Saved data entries
>>>>>
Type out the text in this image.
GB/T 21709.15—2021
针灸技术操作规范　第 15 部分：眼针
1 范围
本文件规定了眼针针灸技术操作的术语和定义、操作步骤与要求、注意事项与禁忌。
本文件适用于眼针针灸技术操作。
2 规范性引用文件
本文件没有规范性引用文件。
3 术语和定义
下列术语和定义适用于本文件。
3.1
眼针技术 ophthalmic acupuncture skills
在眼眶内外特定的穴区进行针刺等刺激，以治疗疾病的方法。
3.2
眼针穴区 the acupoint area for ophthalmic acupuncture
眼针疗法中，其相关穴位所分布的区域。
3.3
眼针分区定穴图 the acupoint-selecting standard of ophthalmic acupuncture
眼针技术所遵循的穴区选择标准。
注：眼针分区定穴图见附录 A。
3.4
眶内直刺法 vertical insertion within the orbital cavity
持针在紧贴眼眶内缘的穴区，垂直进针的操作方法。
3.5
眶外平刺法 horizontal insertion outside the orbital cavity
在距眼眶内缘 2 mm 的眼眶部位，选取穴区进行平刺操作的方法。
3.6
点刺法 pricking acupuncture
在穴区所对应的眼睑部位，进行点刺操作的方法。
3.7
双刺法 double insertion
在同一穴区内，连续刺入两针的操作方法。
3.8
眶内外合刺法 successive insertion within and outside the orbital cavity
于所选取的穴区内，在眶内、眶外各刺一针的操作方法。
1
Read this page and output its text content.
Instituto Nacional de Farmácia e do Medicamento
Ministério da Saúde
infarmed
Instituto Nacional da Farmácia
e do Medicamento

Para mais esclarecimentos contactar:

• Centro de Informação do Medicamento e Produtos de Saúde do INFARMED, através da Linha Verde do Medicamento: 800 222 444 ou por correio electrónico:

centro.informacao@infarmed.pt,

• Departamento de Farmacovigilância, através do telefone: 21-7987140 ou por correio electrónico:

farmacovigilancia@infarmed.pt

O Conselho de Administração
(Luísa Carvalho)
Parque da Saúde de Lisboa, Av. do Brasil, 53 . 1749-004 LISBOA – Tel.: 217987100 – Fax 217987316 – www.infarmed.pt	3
<<<<<
-- DIRECTIVE --
Among the entries above, how many lines include the word "this"? Reply with the number only.

-- TASK RESPONSE --
2